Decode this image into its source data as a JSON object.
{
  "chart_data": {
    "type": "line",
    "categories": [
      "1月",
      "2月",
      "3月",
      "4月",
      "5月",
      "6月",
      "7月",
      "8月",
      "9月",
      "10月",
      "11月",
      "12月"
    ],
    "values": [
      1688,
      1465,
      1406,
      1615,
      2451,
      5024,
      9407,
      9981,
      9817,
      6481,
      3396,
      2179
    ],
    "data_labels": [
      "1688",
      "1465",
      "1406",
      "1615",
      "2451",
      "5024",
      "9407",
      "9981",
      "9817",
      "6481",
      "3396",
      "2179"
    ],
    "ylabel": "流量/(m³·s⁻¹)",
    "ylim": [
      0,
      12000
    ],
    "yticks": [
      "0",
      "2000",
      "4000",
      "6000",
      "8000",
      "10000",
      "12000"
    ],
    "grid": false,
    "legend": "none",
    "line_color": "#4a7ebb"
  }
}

● DIRECTION: Each record above must be given again exactly.

● THE RESPONSE:
Decode this image into its source data as a JSON object.
{
  "chart_data": {
    "type": "line",
    "categories": [
      "1月",
      "2月",
      "3月",
      "4月",
      "5月",
      "6月",
      "7月",
      "8月",
      "9月",
      "10月",
      "11月",
      "12月"
    ],
    "values": [
      1688,
      1465,
      1406,
      1615,
      2451,
      5024,
      9407,
      9981,
      9817,
      6481,
      3396,
      2179
    ],
    "data_labels": [
      "1688",
      "1465",
      "1406",
      "1615",
      "2451",
      "5024",
      "9407",
      "9981",
      "9817",
      "6481",
      "3396",
      "2179"
    ],
    "ylabel": "流量/(m³·s⁻¹)",
    "ylim": [
      0,
      12000
    ],
    "yticks": [
      "0",
      "2000",
      "4000",
      "6000",
      "8000",
      "10000",
      "12000"
    ],
    "grid": false,
    "legend": "none",
    "line_color": "#4a7ebb"
  }
}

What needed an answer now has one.